Draw out every line with the word "selection" from the listing below.

----- INPUT MATERIAL

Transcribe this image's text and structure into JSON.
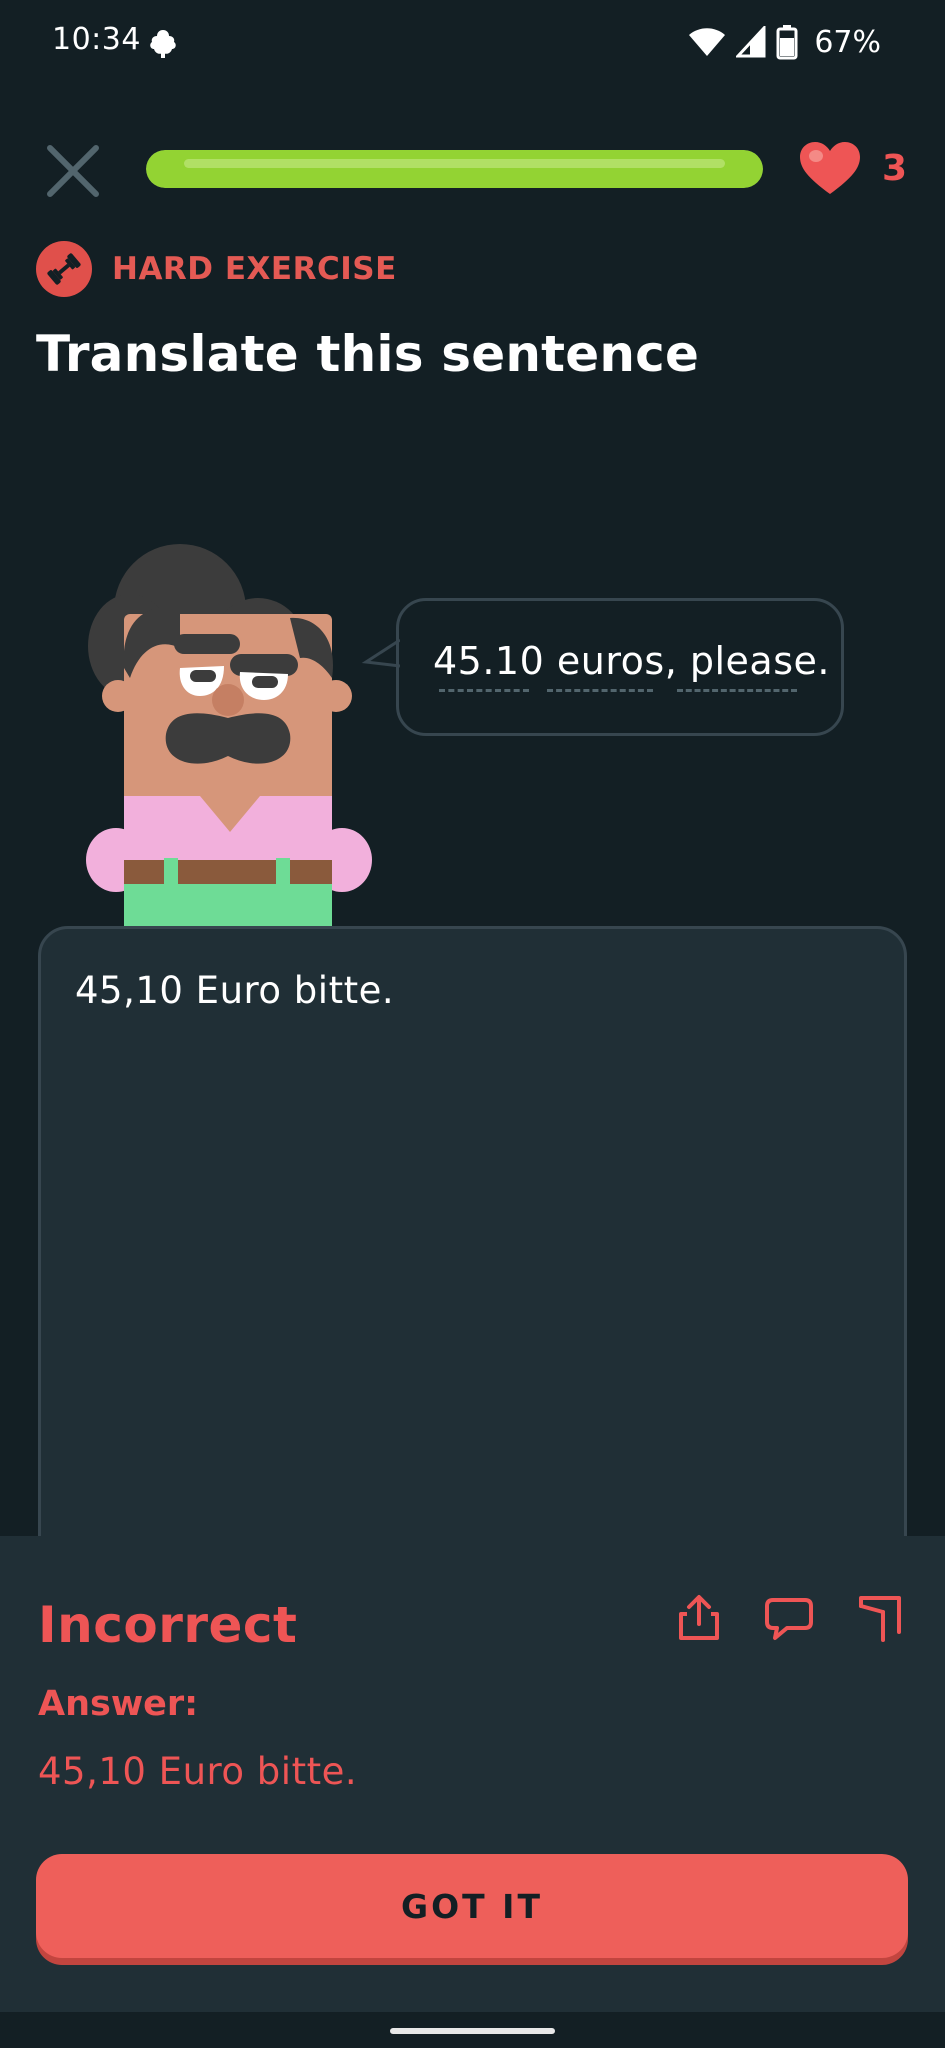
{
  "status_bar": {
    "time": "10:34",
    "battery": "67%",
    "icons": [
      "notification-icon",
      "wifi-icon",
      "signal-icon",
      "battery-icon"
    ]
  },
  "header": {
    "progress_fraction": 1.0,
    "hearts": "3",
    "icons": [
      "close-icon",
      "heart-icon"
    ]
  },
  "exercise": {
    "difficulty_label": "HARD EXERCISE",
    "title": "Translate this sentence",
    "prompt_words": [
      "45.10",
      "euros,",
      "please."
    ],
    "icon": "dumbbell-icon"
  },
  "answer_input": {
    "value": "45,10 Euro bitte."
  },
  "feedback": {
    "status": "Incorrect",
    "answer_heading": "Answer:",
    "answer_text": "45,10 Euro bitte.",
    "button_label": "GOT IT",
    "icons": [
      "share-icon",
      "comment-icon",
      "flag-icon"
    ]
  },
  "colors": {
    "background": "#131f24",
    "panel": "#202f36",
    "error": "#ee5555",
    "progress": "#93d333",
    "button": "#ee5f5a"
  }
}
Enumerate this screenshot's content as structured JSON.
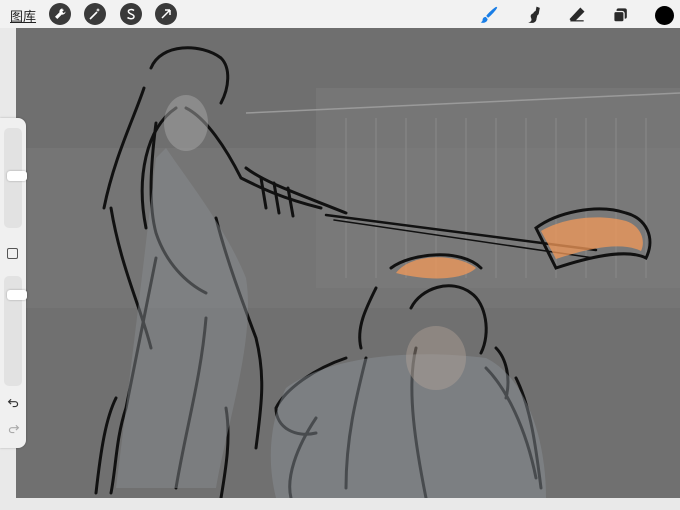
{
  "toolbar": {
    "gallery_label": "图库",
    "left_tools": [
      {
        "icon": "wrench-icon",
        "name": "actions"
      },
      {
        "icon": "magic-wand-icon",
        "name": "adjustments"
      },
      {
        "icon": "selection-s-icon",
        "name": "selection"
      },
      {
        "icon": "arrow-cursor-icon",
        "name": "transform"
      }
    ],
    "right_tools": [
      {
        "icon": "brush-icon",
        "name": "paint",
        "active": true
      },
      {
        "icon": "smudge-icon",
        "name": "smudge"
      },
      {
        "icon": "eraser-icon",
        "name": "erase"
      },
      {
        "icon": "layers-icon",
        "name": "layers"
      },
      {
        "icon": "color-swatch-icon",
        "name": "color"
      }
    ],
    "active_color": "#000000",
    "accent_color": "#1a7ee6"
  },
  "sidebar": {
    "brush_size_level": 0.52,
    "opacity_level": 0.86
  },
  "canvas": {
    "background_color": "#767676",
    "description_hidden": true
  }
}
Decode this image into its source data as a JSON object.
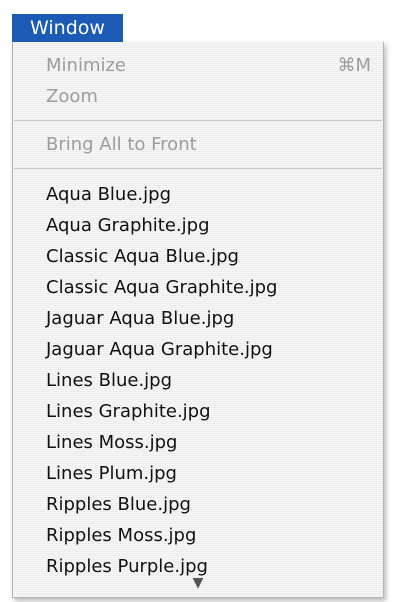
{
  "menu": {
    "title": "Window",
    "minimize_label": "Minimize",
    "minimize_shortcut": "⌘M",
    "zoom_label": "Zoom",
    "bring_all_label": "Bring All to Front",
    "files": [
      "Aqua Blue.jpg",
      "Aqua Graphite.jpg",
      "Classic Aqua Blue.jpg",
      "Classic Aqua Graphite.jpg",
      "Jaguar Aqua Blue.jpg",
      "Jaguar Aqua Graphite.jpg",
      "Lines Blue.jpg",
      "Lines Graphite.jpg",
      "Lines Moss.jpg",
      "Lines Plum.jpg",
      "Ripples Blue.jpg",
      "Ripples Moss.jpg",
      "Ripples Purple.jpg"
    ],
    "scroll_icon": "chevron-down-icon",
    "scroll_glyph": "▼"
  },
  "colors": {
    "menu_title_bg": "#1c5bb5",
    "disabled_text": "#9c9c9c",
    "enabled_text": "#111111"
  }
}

----------

▶ _EXPECTED ANSWER_
        "icon": "selection-s-icon",
        "name": "selection"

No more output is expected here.